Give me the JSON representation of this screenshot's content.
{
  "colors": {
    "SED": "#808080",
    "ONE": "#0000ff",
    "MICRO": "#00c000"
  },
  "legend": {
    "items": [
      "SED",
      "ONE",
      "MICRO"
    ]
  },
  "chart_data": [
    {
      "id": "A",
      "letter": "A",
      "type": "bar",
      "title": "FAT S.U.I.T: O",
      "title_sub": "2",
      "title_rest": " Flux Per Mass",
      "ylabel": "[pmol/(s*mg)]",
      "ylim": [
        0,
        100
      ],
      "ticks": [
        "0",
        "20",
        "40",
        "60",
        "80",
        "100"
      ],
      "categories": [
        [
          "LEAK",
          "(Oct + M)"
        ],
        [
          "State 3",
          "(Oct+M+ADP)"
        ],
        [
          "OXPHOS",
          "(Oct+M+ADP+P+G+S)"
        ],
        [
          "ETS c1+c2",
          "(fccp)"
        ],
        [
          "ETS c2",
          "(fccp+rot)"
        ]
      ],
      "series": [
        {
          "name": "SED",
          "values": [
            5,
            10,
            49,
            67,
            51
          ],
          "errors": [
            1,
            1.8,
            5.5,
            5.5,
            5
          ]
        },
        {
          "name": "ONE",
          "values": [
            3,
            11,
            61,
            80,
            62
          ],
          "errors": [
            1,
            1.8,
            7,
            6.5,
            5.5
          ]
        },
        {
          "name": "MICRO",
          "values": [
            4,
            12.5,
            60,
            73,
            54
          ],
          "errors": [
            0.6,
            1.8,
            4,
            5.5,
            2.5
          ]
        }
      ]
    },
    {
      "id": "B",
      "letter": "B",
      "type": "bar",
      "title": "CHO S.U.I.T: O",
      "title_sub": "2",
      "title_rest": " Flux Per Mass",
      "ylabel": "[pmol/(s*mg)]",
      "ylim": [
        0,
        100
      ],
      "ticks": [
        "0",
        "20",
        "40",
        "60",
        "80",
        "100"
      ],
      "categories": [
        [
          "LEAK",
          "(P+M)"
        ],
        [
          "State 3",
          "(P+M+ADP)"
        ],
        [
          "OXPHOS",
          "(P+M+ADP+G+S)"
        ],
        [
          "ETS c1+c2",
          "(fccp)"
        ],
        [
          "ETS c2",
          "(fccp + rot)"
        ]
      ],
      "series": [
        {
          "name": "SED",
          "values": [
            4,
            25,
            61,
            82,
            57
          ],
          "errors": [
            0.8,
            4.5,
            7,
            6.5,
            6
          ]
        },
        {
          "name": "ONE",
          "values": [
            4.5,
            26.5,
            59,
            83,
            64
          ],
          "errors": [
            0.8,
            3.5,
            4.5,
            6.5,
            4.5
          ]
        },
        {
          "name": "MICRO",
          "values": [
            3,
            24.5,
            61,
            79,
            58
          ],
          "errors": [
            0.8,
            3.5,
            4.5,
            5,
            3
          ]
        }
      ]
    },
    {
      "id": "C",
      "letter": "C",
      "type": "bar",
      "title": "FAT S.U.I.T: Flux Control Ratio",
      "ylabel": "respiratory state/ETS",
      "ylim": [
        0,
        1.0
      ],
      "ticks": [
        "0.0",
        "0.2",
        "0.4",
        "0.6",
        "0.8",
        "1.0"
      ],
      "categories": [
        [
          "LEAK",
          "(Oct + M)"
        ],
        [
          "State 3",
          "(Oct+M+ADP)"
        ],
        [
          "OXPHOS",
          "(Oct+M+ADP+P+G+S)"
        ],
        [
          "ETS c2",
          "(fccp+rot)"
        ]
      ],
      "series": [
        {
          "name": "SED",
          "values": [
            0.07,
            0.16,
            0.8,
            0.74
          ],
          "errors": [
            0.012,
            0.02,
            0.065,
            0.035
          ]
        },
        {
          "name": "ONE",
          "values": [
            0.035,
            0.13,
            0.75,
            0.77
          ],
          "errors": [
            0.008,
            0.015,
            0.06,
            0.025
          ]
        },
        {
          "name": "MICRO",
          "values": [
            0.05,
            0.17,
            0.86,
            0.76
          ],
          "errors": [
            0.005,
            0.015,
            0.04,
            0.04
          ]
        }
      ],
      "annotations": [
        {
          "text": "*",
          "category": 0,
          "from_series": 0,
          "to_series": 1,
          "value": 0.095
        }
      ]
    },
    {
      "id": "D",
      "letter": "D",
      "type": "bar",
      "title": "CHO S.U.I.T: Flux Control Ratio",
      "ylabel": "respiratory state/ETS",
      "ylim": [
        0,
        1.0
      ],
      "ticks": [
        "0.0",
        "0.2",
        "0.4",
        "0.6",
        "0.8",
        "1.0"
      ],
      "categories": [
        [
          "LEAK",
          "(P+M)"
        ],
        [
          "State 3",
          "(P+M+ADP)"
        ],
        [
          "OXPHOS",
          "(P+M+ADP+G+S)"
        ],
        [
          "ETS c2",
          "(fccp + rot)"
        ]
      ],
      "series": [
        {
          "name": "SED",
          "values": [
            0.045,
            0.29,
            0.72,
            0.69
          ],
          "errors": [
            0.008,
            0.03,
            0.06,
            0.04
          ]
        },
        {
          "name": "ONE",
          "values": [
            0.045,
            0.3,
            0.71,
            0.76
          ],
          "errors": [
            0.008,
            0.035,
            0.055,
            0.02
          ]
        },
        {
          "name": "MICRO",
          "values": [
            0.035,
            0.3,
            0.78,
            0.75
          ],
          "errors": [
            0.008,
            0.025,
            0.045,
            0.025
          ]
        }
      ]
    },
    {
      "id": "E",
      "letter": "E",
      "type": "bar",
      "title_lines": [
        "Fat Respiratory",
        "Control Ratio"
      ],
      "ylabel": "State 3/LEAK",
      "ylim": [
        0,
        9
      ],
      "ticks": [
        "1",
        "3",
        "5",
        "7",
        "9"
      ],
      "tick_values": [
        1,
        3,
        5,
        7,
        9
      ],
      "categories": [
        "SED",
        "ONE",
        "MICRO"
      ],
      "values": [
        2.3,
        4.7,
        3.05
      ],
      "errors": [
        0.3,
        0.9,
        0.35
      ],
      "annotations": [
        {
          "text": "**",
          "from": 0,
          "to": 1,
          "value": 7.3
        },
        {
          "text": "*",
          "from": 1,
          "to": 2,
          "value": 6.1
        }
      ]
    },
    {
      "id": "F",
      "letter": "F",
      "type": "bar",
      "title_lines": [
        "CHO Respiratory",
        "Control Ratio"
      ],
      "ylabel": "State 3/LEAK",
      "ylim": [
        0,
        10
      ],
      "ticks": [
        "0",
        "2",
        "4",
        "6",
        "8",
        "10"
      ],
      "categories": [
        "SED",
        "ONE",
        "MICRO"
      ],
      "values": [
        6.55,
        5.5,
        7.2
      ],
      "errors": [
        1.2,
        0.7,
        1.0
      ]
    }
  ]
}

• TASK REQUIREMENTS:
Pick out the lines that include the word "Flux" and write them out.

• ANSWER TO THIS TASK:
      "title_rest": " Flux Per Mass",
      "title_rest": " Flux Per Mass",
      "title": "FAT S.U.I.T: Flux Control Ratio",
      "title": "CHO S.U.I.T: Flux Control Ratio",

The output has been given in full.